━━━ Records provided
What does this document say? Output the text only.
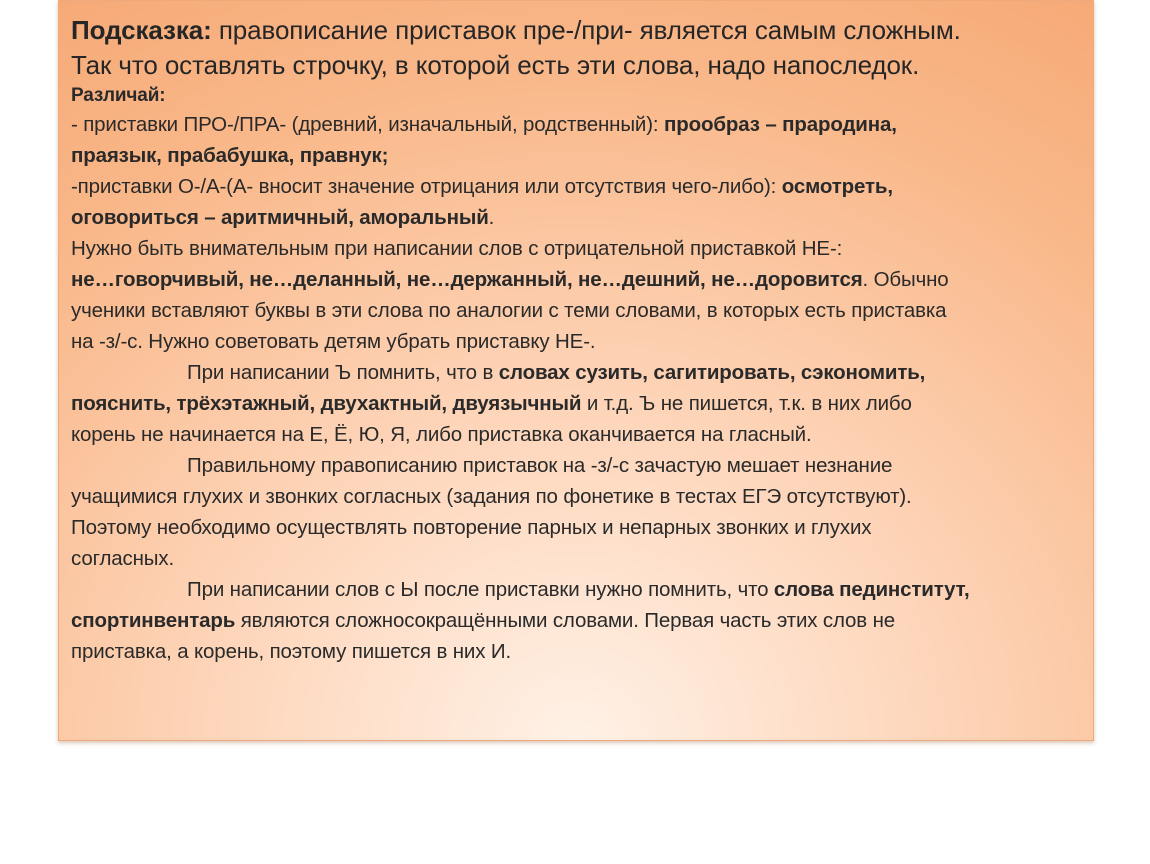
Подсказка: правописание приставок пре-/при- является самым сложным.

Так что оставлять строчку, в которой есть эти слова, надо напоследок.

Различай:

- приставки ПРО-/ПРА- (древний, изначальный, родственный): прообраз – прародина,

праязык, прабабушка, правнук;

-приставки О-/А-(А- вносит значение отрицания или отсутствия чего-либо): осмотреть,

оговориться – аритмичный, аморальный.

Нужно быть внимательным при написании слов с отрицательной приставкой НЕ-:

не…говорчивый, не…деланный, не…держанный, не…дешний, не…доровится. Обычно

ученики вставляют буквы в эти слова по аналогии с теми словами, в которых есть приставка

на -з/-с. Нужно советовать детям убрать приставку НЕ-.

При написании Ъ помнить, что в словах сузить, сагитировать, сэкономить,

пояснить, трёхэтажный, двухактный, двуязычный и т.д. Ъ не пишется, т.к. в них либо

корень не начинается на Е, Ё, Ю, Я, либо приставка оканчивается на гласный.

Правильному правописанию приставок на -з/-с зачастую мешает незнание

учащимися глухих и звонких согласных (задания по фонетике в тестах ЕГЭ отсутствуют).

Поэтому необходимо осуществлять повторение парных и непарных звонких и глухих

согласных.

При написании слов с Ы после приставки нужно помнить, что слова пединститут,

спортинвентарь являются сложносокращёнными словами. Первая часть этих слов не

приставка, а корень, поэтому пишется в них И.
━━━━━━
━━━ Records provided
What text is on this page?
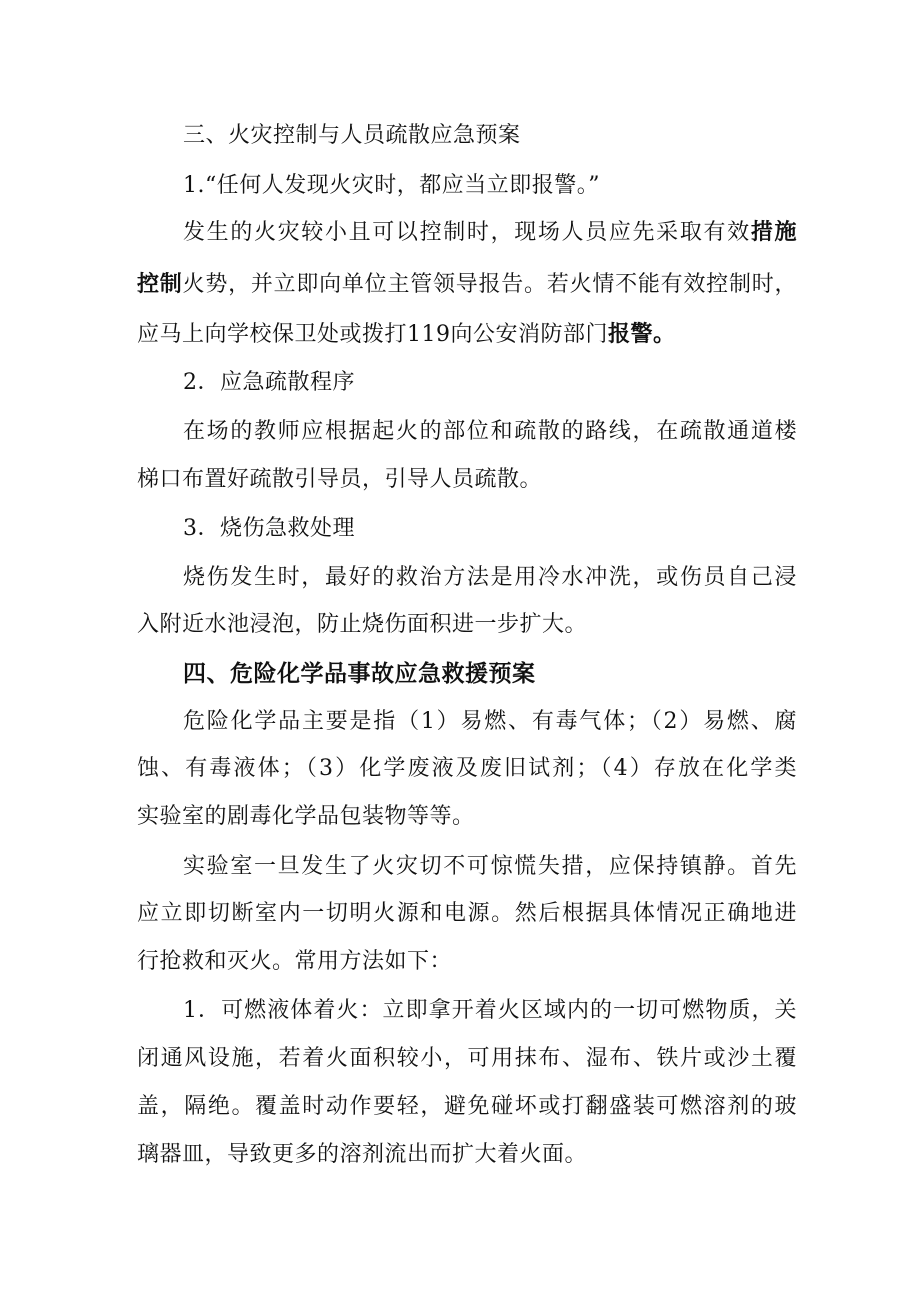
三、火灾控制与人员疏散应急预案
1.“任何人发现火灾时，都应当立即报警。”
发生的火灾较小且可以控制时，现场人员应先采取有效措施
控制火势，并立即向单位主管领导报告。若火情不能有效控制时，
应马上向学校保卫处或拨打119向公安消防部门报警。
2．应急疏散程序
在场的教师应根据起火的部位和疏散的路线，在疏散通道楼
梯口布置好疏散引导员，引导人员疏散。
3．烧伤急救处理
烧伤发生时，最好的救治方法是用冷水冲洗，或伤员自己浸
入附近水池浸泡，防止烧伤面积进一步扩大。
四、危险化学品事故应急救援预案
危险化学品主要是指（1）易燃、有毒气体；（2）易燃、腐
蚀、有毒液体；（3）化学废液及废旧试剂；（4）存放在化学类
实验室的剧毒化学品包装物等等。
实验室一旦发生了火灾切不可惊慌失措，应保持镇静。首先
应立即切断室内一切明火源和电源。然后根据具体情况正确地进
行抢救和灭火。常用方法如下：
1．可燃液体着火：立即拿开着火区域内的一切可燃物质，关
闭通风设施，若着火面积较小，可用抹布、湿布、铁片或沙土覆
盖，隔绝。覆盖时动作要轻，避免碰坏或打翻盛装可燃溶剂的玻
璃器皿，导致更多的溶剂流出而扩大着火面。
━━━━━━
In the entries above, find lines with "есть" and copy each.

Так что оставлять строчку, в которой есть эти слова, надо напоследок.
ученики вставляют буквы в эти слова по аналогии с теми словами, в которых есть приставка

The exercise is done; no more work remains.